DATA FOR THIS TASK
════════

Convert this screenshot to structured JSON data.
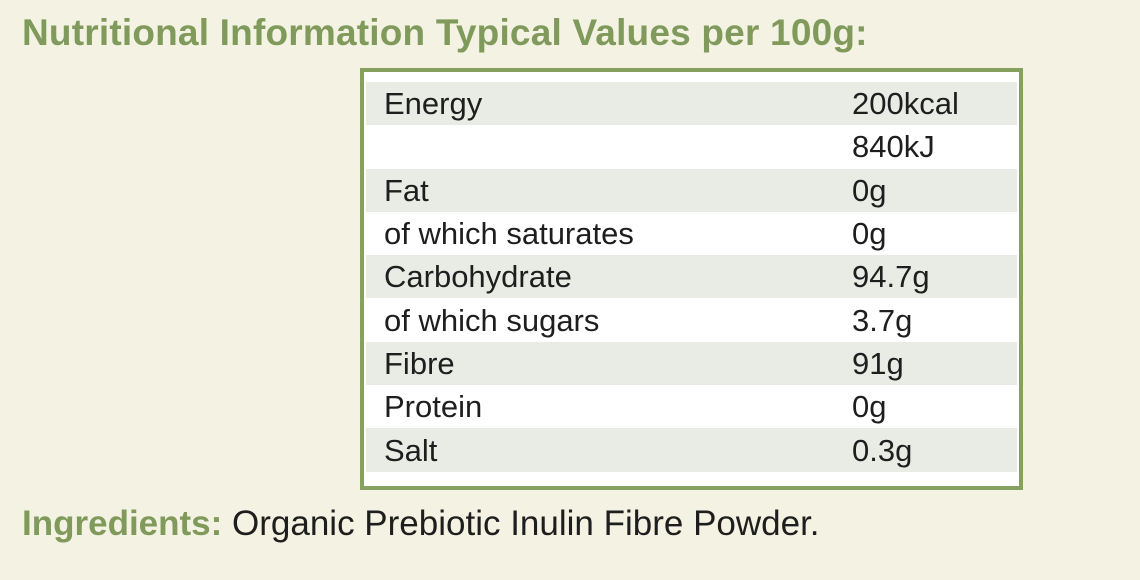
{
  "header": {
    "title": "Nutritional Information Typical Values per 100g:"
  },
  "table": {
    "rows": [
      {
        "label": "Energy",
        "value": "200kcal"
      },
      {
        "value": "840kJ"
      },
      {
        "label": "Fat",
        "value": "0g"
      },
      {
        "label": "of which saturates",
        "value": "0g"
      },
      {
        "label": "Carbohydrate",
        "value": "94.7g"
      },
      {
        "label": "of which sugars",
        "value": "3.7g"
      },
      {
        "label": "Fibre",
        "value": "91g"
      },
      {
        "label": "Protein",
        "value": "0g"
      },
      {
        "label": "Salt",
        "value": "0.3g"
      }
    ]
  },
  "ingredients": {
    "label": "Ingredients:",
    "text": "Organic Prebiotic Inulin Fibre Powder."
  }
}
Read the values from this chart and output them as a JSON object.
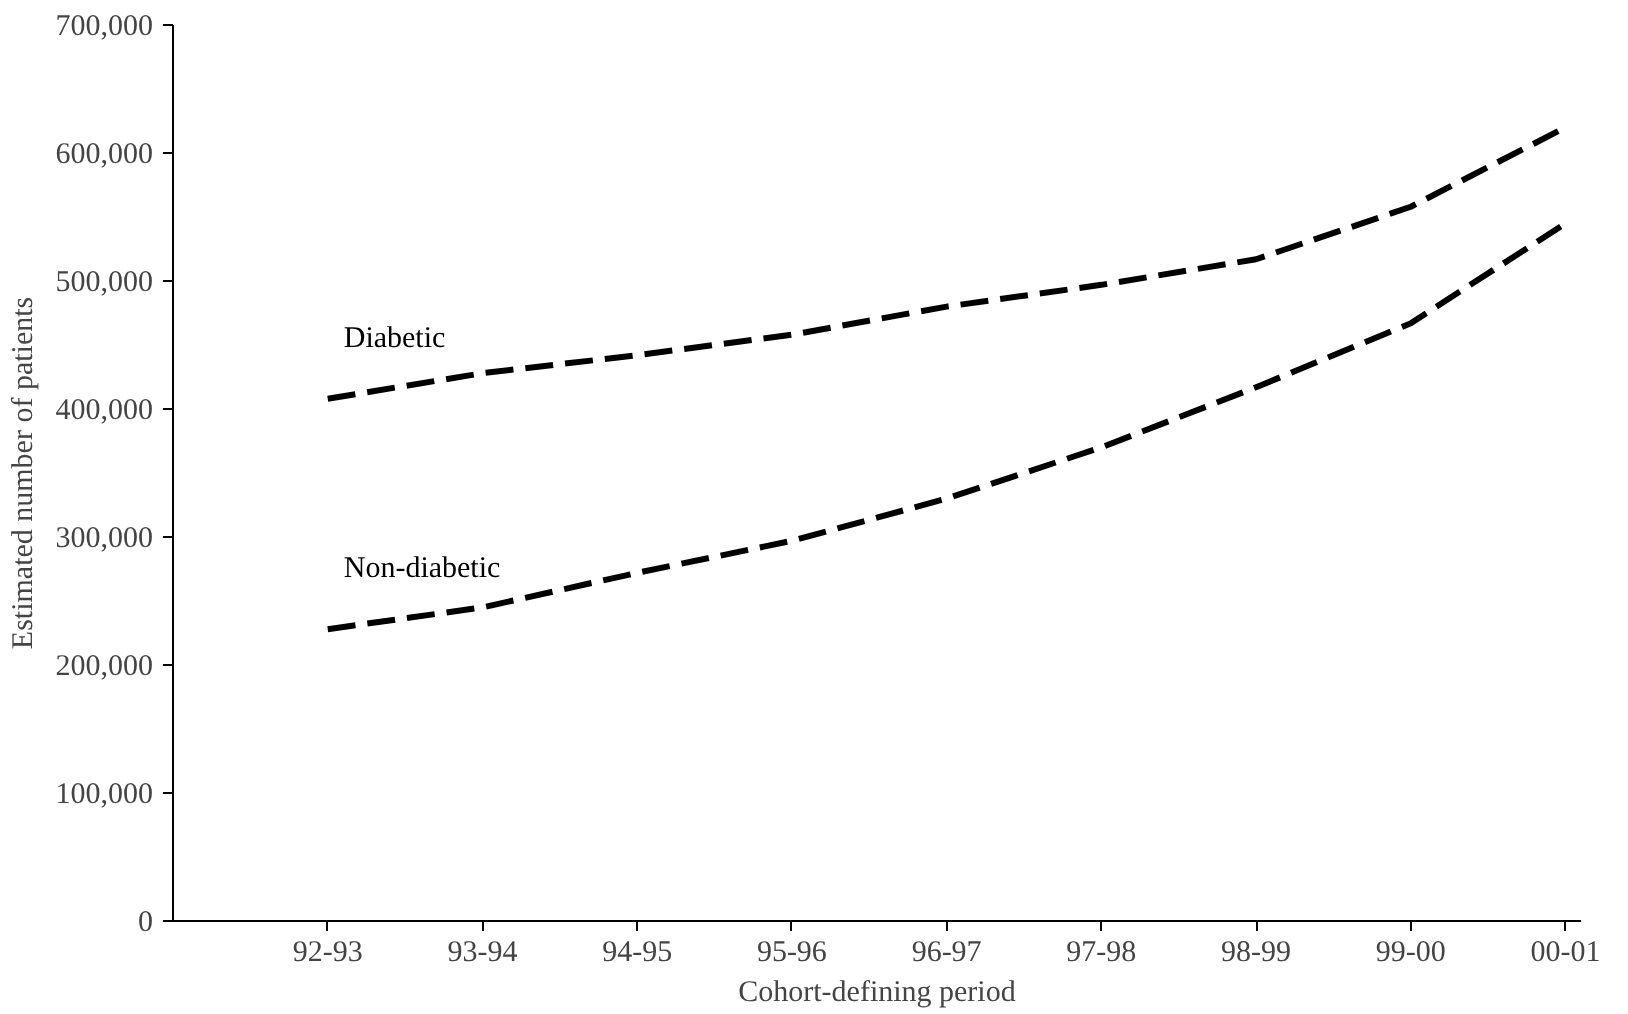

════════

EXERCISE BRIEF
Read the lines above. Gather those in which the string "Fibre" is found.

ANSWER BELOW
        "label": "Fibre",
    "text": "Organic Prebiotic Inulin Fibre Powder."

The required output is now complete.